## [PROBLEM TO SOLVE]
Check each line below for the word "Remove" and give the number of lines that have it, nothing more.

-=-=-=-=-

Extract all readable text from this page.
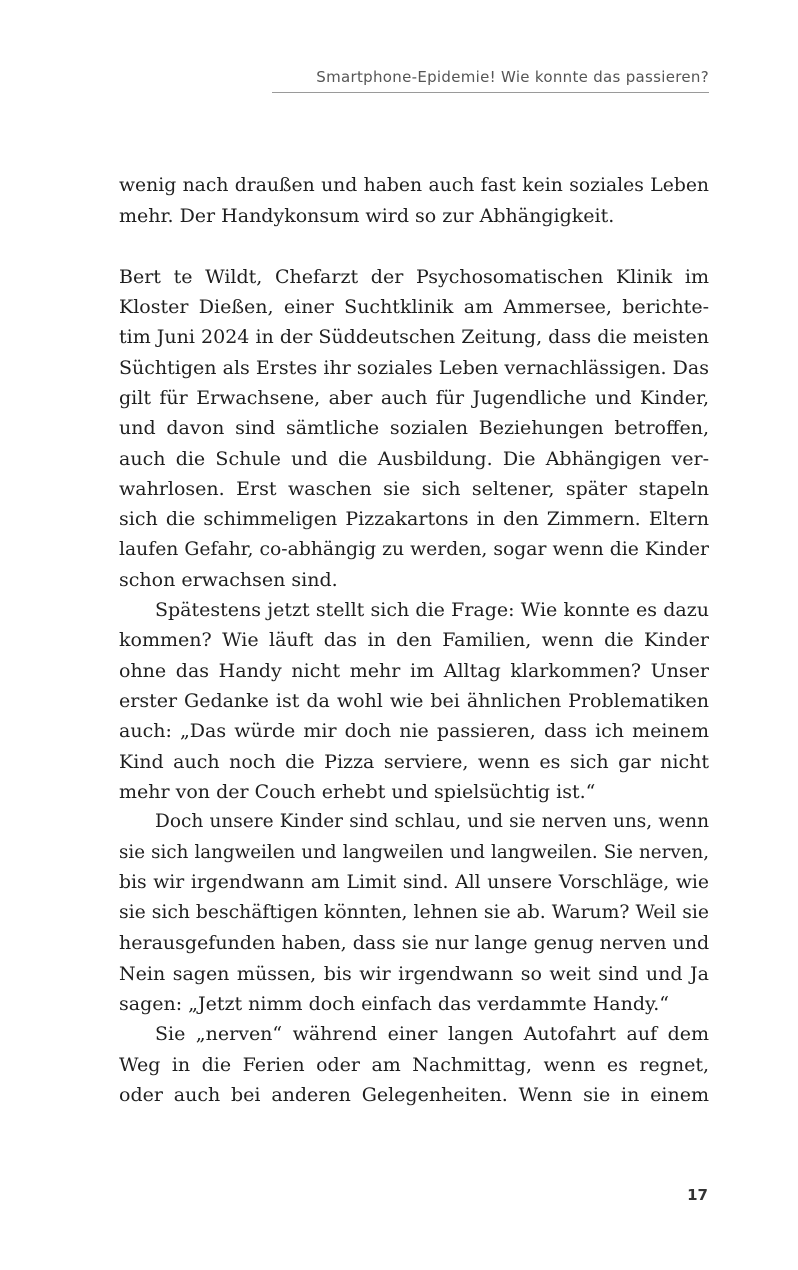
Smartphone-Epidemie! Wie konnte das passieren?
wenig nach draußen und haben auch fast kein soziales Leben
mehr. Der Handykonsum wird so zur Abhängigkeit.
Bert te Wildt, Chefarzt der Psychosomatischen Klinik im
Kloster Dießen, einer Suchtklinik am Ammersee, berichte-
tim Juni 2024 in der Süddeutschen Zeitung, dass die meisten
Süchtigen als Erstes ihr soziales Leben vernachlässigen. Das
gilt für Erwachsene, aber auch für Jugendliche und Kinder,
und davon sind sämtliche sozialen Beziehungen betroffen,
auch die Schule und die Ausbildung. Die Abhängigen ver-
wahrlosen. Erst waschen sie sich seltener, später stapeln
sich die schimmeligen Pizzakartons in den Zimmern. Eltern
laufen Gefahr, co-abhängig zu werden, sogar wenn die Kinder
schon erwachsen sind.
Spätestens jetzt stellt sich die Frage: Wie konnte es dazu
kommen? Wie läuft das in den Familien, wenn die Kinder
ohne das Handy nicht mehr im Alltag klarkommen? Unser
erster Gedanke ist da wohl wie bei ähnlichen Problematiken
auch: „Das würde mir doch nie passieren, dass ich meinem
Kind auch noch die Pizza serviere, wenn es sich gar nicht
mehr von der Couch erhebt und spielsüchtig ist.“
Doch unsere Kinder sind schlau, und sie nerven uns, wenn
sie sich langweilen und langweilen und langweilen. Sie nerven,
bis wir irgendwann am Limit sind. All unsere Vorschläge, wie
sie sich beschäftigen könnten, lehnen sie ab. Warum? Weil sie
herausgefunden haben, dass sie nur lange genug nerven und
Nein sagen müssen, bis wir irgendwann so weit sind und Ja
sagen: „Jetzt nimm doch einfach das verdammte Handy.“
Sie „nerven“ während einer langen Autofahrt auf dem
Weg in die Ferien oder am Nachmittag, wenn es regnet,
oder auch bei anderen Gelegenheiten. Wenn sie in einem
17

-=-=-=-=-

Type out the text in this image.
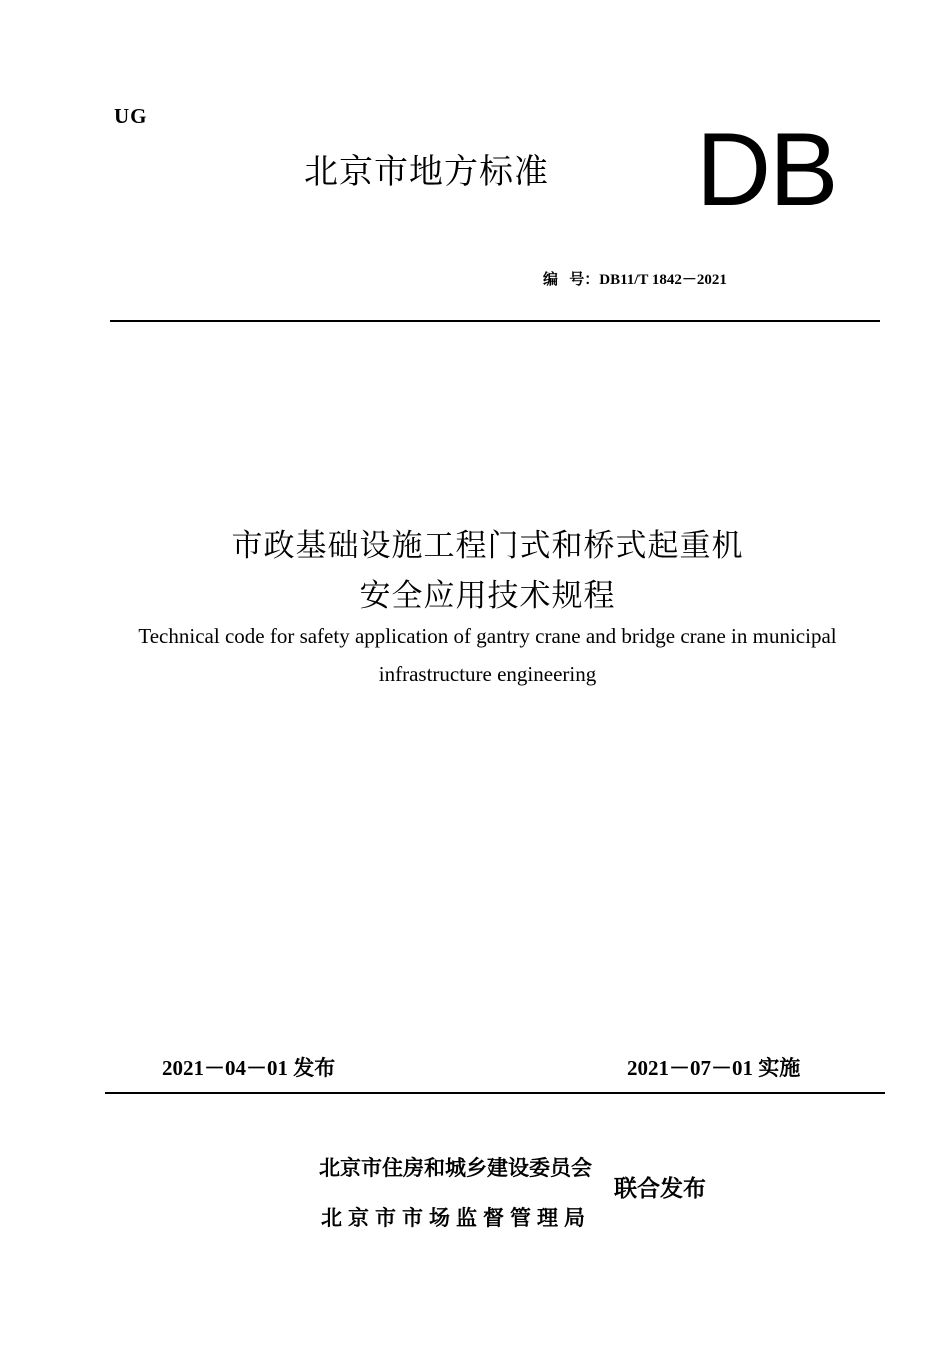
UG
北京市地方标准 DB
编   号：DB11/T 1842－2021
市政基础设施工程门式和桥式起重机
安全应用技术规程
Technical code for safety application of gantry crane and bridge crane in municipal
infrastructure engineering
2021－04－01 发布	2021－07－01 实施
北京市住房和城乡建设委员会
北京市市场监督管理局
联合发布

-=-=-=-=-

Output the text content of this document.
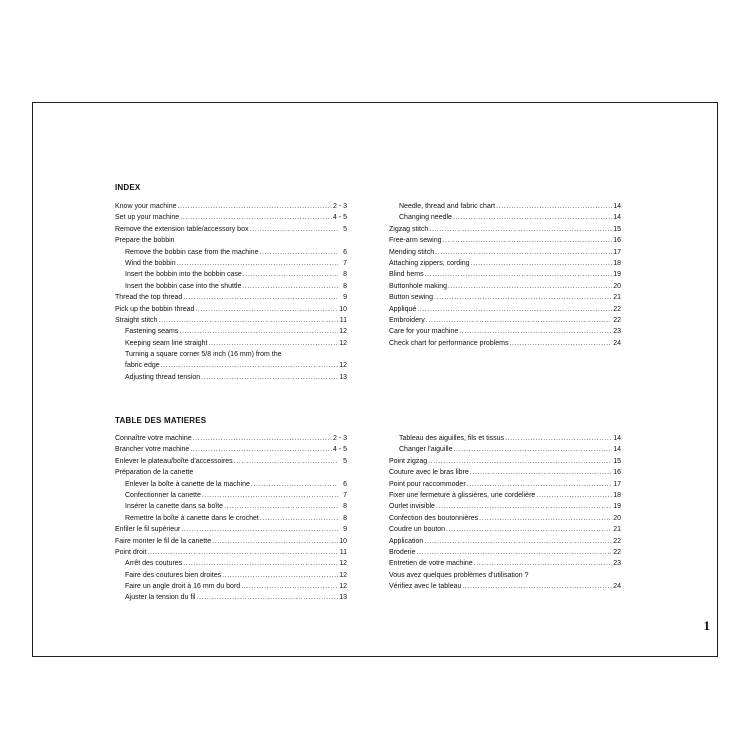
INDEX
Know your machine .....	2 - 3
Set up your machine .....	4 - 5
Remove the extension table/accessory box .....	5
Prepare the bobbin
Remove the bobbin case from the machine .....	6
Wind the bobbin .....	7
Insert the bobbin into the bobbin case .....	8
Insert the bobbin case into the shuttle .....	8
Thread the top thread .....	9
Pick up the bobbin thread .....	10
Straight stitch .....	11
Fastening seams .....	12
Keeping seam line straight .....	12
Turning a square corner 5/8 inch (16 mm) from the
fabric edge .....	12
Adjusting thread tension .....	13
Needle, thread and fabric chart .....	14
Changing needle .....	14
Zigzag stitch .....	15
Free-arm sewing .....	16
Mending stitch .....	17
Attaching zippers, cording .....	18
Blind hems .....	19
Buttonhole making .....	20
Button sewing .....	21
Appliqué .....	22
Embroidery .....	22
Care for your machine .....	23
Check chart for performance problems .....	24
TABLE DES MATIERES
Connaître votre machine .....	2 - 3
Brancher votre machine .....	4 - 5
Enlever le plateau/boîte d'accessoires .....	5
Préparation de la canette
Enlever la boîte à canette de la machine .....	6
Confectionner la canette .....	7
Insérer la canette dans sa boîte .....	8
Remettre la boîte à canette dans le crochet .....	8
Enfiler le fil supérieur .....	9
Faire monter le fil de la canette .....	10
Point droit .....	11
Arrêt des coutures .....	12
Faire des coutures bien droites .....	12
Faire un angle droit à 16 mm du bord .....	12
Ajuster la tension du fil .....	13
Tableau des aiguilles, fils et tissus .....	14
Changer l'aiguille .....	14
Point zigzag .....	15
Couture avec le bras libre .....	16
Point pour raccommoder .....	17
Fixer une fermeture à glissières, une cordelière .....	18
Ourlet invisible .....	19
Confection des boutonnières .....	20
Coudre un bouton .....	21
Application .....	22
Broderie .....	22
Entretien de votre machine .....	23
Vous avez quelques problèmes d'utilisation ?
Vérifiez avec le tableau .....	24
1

-=-=-=-=-

## [COMPLETED EXERCISE]
2